◆ **EXTRACT**:
Risk & Performance Metrics Advanced

Monte Carlo Simulation

Also known as: Monte Carlo analysis, trade reshuffling

What is it?

A Monte Carlo simulation takes a strategy's set of past trades and reshuffles or resamples them thousands of times to map the wide range of equity paths and drawdowns that could have occurred, rather than relying only on the single sequence that actually happened. The core insight is that the order in which wins and losses arrive is largely a matter of chance. The one historical equity curve you see is just one possible ordering of those trades; if the same trades had landed in a different sequence, the account's journey, and especially its worst drawdown, could have looked very different. By generating thousands of alternative orderings, a Monte Carlo simulation reveals how bad an unlucky run could realistically have been.

For example, the trades that produced a 25% historical drawdown might, in a different order, have produced a 40% drawdown. This reframes risk from a single number into a distribution of outcomes, which leads to more conservative and survivable position sizing. A sensible practice is to size your risk around a high-percentile drawdown from the simulation rather than the single historical one, leaving margin for a bad sequence. Two cautions are essential.

Bounding box prediction data:
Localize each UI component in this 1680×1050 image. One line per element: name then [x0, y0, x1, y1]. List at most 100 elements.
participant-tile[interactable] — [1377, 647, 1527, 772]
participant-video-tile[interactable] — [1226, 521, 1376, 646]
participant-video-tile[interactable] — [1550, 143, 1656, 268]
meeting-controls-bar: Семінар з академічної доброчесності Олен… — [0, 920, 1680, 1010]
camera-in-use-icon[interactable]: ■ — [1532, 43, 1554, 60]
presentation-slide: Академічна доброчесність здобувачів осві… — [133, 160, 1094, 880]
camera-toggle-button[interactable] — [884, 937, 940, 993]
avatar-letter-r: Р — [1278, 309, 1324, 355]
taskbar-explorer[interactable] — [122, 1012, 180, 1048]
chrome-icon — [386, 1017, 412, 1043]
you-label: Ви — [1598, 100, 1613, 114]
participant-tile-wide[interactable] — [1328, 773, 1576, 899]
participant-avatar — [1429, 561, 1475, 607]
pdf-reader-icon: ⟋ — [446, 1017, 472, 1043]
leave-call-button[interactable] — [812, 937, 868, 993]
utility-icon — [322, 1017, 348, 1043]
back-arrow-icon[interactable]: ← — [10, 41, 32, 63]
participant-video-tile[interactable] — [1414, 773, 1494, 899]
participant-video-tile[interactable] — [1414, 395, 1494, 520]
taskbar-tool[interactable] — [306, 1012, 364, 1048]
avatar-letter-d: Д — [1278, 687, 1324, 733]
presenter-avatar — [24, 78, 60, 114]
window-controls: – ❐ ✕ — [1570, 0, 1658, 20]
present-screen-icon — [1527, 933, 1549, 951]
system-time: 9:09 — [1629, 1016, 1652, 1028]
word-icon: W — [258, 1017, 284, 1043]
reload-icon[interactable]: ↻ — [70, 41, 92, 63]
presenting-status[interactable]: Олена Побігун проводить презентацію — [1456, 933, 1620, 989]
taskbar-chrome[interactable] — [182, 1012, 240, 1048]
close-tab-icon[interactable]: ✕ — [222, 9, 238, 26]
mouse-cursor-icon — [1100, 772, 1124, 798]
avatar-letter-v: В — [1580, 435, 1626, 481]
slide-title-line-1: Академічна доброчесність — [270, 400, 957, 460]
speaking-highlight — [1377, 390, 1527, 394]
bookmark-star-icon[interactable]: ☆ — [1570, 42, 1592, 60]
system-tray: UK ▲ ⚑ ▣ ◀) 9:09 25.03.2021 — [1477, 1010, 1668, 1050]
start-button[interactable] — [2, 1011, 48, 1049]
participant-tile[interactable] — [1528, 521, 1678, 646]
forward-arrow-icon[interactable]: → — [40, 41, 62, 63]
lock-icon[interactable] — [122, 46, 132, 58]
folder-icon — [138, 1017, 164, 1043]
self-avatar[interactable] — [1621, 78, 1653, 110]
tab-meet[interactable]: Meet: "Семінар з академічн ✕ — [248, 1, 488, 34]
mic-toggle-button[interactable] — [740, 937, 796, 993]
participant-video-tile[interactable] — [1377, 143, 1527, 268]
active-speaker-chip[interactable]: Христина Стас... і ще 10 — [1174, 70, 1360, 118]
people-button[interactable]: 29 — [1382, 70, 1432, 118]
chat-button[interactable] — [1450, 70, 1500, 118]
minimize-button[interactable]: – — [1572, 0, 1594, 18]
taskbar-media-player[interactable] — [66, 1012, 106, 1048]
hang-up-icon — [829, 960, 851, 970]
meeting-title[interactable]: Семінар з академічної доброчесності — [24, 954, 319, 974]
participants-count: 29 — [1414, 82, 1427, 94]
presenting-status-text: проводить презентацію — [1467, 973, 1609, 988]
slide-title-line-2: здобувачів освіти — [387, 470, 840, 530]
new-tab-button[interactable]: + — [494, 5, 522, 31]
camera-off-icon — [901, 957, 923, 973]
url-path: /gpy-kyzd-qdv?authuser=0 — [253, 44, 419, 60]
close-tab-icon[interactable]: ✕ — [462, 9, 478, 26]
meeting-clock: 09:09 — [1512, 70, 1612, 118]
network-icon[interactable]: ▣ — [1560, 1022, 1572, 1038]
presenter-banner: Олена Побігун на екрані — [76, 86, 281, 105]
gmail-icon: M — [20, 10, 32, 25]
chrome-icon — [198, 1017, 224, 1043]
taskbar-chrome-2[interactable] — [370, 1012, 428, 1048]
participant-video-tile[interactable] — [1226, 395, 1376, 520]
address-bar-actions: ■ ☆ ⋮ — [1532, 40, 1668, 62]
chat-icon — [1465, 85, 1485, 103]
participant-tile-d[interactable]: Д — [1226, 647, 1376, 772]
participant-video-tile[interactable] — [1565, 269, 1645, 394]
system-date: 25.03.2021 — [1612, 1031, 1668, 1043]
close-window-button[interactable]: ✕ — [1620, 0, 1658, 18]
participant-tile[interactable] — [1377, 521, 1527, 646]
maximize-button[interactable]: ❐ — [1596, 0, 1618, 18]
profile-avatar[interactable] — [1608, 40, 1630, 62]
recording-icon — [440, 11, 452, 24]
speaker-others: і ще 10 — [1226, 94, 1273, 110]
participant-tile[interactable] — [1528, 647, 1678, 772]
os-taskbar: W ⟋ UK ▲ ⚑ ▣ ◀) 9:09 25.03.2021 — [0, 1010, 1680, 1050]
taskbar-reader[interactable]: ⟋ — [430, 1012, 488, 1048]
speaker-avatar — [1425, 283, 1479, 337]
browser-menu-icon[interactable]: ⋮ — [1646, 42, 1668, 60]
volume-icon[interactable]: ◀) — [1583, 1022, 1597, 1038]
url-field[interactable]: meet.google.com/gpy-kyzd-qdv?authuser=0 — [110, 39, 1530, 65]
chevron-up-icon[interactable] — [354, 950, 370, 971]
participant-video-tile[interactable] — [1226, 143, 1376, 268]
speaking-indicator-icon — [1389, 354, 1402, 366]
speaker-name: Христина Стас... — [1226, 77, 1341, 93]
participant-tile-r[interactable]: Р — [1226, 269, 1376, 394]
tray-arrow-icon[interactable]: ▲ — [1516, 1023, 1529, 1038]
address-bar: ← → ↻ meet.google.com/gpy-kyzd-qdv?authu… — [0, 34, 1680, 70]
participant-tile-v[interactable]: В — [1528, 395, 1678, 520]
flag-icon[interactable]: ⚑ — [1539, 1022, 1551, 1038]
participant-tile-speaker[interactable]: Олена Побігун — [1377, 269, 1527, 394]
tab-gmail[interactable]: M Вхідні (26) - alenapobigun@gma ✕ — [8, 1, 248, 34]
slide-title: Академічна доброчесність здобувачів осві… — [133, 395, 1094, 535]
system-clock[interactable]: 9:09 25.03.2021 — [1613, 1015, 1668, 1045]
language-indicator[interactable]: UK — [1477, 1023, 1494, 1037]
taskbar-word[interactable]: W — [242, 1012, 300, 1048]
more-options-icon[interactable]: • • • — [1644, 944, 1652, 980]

◆ **PROBLEM SET**:
a - Please write out the entry on Monte Carlo simulation again, starting at "Also known as: Monte" and ending at "realistically have been.", and replace "equity" with "balance".
b - Answer these questions about the entry on Monte Carlo simulation:
(i) What other names does it give for a Monte Carlo simulation?
(ii) In its example, what drawdown might the trades behind a 25% historical drawdown have produced in a different order?
(iii) Around what drawdown does it recommend sizing risk?
c - Summarize the entry on Monte Carlo simulation in two sentences.

◆ **EXERCISE ANSWERS**:
a -
Also known as: Monte Carlo analysis, trade reshuffling

What is it?

A Monte Carlo simulation takes a strategy's set of past trades and reshuffles or resamples them thousands of times to map the wide range of balance paths and drawdowns that could have occurred, rather than relying only on the single sequence that actually happened. The core insight is that the order in which wins and losses arrive is largely a matter of chance. The one historical balance curve you see is just one possible ordering of those trades; if the same trades had landed in a different sequence, the account's journey, and especially its worst drawdown, could have looked very different. By generating thousands of alternative orderings, a Monte Carlo simulation reveals how bad an unlucky run could realistically have been.

b -
(i) Monte Carlo analysis and trade reshuffling.
(ii) A 40% drawdown.
(iii) A high-percentile drawdown from the simulation, rather than the single historical one.

c - A Monte Carlo simulation reshuffles or resamples a strategy's past trades thousands of times to show the range of equity paths and drawdowns that could have occurred, since the order of wins and losses is largely chance. This turns risk into a distribution of outcomes, and the entry advises sizing risk around a high-percentile simulated drawdown rather than the single historical one.